§ **Aim**: Locate each line holding the string "Example" and copy it.

§ **Listed records**:
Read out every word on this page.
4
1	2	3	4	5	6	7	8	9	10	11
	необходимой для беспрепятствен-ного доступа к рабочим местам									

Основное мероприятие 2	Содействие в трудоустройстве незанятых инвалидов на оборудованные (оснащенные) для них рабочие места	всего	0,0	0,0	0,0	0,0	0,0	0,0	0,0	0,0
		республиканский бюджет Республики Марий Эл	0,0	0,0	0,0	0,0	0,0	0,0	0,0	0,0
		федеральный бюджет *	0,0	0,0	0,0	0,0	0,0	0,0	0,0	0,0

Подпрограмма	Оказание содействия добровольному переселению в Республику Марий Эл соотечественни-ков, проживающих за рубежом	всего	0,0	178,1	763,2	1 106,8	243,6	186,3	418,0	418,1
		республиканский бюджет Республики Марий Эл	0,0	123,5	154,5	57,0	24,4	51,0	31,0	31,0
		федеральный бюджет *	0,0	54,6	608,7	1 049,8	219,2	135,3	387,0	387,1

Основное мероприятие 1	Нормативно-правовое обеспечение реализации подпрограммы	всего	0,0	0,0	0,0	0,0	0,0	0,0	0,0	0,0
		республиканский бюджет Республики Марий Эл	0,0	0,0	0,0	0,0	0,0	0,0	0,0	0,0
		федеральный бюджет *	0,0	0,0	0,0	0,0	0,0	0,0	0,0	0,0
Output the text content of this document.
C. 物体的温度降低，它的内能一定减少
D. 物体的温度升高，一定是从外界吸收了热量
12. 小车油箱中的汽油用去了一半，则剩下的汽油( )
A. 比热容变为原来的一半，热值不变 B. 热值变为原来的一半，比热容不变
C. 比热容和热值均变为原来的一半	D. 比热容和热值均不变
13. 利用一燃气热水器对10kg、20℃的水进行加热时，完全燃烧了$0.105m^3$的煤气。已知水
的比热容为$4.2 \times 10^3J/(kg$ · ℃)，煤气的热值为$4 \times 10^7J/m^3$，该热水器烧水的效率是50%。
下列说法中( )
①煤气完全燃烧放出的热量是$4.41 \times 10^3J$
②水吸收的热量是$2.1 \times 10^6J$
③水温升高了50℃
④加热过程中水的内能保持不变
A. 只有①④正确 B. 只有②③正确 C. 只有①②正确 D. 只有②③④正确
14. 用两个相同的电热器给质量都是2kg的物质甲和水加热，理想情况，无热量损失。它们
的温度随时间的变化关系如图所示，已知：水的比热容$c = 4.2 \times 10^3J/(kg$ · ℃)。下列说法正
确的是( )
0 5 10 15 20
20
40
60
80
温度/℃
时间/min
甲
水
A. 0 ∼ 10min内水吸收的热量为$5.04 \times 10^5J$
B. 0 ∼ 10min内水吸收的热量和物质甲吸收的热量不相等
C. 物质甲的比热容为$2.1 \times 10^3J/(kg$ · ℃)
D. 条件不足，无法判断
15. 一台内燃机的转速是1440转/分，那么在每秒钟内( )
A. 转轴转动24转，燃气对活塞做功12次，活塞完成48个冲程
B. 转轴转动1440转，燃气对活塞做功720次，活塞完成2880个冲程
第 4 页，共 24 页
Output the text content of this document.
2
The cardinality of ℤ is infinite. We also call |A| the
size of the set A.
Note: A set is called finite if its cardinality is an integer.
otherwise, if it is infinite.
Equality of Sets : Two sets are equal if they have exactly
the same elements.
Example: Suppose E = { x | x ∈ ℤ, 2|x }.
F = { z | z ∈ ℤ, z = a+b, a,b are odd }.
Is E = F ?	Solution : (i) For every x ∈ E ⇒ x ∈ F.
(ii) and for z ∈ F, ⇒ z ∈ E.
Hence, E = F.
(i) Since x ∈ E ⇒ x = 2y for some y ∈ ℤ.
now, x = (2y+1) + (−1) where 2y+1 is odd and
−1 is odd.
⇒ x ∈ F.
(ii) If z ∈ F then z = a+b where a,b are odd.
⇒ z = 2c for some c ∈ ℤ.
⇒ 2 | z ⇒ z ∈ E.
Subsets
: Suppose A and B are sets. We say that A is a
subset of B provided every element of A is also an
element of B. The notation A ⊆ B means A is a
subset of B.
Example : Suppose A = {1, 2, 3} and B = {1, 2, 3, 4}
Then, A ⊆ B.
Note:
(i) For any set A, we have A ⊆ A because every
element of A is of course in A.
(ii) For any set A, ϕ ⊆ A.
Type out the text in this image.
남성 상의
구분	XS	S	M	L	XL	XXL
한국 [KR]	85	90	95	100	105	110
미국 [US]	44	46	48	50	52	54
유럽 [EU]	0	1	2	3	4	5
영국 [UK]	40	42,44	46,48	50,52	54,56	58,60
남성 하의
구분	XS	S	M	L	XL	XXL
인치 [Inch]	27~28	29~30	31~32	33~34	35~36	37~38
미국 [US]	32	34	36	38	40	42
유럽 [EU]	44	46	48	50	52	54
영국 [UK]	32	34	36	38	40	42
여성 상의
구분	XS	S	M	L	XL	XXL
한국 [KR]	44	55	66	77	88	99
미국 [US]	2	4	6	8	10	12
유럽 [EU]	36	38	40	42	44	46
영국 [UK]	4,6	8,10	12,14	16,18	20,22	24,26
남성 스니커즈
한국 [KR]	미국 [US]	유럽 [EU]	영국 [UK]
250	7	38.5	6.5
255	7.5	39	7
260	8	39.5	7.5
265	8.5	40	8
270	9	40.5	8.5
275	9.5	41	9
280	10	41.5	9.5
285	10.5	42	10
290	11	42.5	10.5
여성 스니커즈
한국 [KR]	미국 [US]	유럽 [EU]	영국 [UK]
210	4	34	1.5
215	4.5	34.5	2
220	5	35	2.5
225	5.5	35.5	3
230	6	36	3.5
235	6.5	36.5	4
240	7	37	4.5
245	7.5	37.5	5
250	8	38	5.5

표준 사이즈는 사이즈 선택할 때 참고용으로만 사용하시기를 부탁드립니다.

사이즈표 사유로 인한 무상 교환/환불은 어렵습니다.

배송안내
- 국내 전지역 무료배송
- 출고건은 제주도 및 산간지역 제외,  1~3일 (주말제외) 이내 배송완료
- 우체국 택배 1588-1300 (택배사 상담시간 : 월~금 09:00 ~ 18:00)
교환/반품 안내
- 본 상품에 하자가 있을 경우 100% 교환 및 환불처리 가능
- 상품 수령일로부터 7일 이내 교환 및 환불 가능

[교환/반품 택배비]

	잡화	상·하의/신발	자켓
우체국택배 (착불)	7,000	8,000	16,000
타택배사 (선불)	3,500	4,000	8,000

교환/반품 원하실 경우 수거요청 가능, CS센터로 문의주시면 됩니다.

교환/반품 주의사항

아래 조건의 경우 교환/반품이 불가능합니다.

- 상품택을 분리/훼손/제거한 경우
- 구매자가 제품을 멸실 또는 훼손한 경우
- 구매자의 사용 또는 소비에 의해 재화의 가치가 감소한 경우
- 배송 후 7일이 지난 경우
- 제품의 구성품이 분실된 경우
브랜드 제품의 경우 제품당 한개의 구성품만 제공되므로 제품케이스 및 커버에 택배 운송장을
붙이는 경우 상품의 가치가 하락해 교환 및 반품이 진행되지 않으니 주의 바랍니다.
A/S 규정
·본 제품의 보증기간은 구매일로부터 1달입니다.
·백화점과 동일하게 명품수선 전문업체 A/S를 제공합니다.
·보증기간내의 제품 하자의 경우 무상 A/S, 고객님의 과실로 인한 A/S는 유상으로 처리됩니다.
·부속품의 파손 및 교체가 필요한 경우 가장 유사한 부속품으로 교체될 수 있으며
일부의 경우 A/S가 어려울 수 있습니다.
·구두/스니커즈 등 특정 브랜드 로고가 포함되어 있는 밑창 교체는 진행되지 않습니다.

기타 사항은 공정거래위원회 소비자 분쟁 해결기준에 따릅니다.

§ **Solved exercise**:
Example: Suppose E = { x | x ∈ ℤ, 2|x }.
Example : Suppose A = {1, 2, 3} and B = {1, 2, 3, 4}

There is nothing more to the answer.